#### [DO THIS]
Nothing in the data should change when you return it, but leave the pictures out.
----------------------------------------
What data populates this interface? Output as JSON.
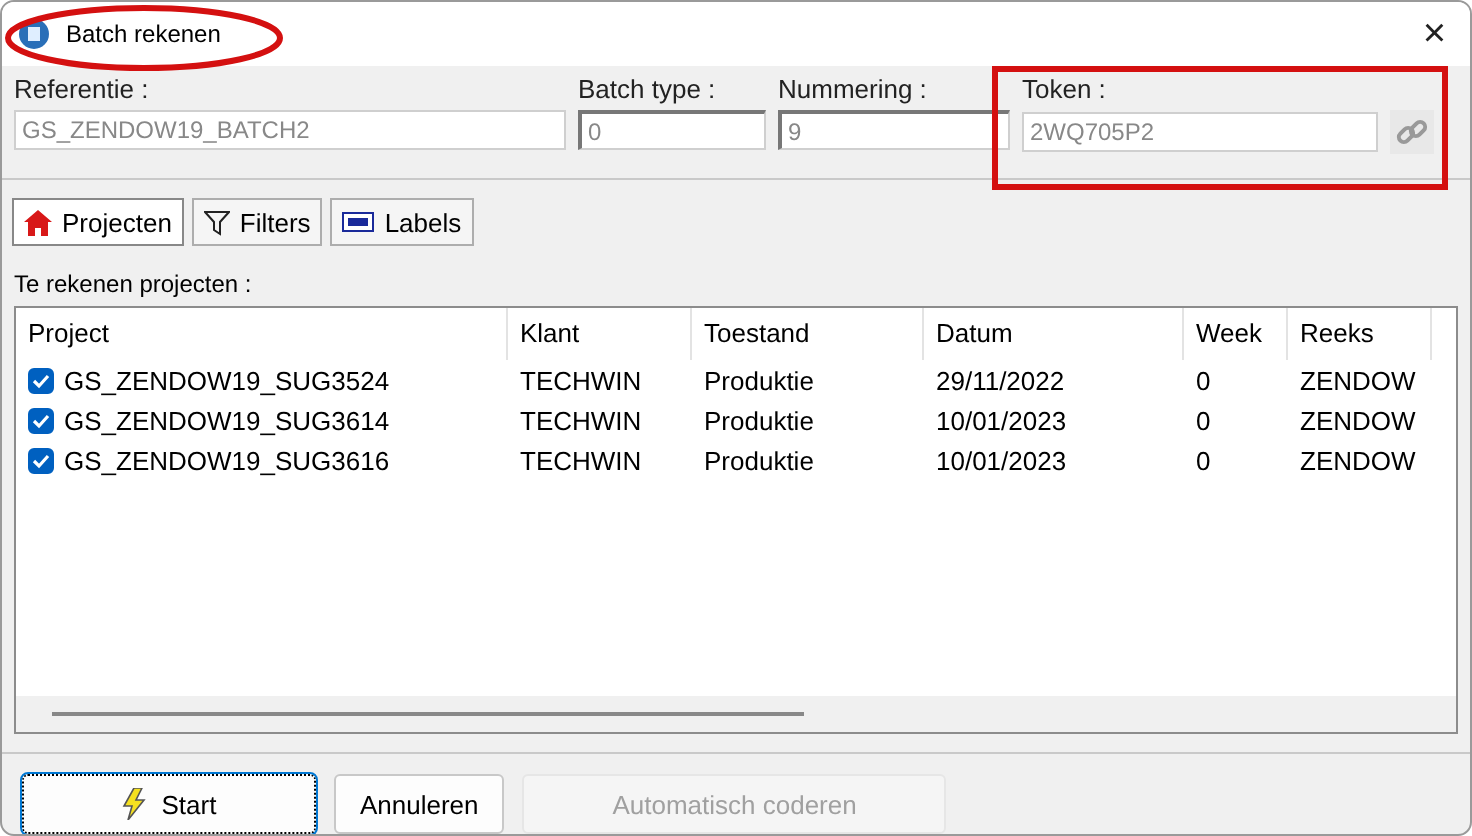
{
  "window": {
    "title": "Batch rekenen",
    "close": "×"
  },
  "fields": [
    {
      "label": "Referentie :",
      "value": "GS_ZENDOW19_BATCH2",
      "kind": "text"
    },
    {
      "label": "Batch type :",
      "value": "0",
      "kind": "text"
    },
    {
      "label": "Nummering :",
      "value": "9",
      "kind": "text"
    },
    {
      "label": "Token :",
      "value": "2WQ705P2",
      "kind": "token"
    }
  ],
  "tabs": [
    {
      "label": "Projecten",
      "selected": true,
      "kind": "home"
    },
    {
      "label": "Filters",
      "selected": false,
      "kind": "filter"
    },
    {
      "label": "Labels",
      "selected": false,
      "kind": "label"
    }
  ],
  "list_title": "Te rekenen projecten :",
  "table": {
    "columns": [
      "Project",
      "Klant",
      "Toestand",
      "Datum",
      "Week",
      "Reeks"
    ],
    "rows": [
      {
        "checked": true,
        "cells": [
          "GS_ZENDOW19_SUG3524",
          "TECHWIN",
          "Produktie",
          "29/11/2022",
          "0",
          "ZENDOW"
        ]
      },
      {
        "checked": true,
        "cells": [
          "GS_ZENDOW19_SUG3614",
          "TECHWIN",
          "Produktie",
          "10/01/2023",
          "0",
          "ZENDOW"
        ]
      },
      {
        "checked": true,
        "cells": [
          "GS_ZENDOW19_SUG3616",
          "TECHWIN",
          "Produktie",
          "10/01/2023",
          "0",
          "ZENDOW"
        ]
      }
    ]
  },
  "buttons": [
    {
      "label": "Start",
      "kind": "start",
      "disabled": false
    },
    {
      "label": "Annuleren",
      "kind": "plain",
      "disabled": false
    },
    {
      "label": "Automatisch coderen",
      "kind": "plain",
      "disabled": true
    }
  ]
}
----------------------------------------
#### [RESULT]
What data populates this interface? Output as JSON.
{
  "window": {
    "title": "Batch rekenen",
    "close": "×"
  },
  "fields": [
    {
      "label": "Referentie :",
      "value": "GS_ZENDOW19_BATCH2",
      "kind": "text"
    },
    {
      "label": "Batch type :",
      "value": "0",
      "kind": "text"
    },
    {
      "label": "Nummering :",
      "value": "9",
      "kind": "text"
    },
    {
      "label": "Token :",
      "value": "2WQ705P2",
      "kind": "token"
    }
  ],
  "tabs": [
    {
      "label": "Projecten",
      "selected": true,
      "kind": "home"
    },
    {
      "label": "Filters",
      "selected": false,
      "kind": "filter"
    },
    {
      "label": "Labels",
      "selected": false,
      "kind": "label"
    }
  ],
  "list_title": "Te rekenen projecten :",
  "table": {
    "columns": [
      "Project",
      "Klant",
      "Toestand",
      "Datum",
      "Week",
      "Reeks"
    ],
    "rows": [
      {
        "checked": true,
        "cells": [
          "GS_ZENDOW19_SUG3524",
          "TECHWIN",
          "Produktie",
          "29/11/2022",
          "0",
          "ZENDOW"
        ]
      },
      {
        "checked": true,
        "cells": [
          "GS_ZENDOW19_SUG3614",
          "TECHWIN",
          "Produktie",
          "10/01/2023",
          "0",
          "ZENDOW"
        ]
      },
      {
        "checked": true,
        "cells": [
          "GS_ZENDOW19_SUG3616",
          "TECHWIN",
          "Produktie",
          "10/01/2023",
          "0",
          "ZENDOW"
        ]
      }
    ]
  },
  "buttons": [
    {
      "label": "Start",
      "kind": "start",
      "disabled": false
    },
    {
      "label": "Annuleren",
      "kind": "plain",
      "disabled": false
    },
    {
      "label": "Automatisch coderen",
      "kind": "plain",
      "disabled": true
    }
  ]
}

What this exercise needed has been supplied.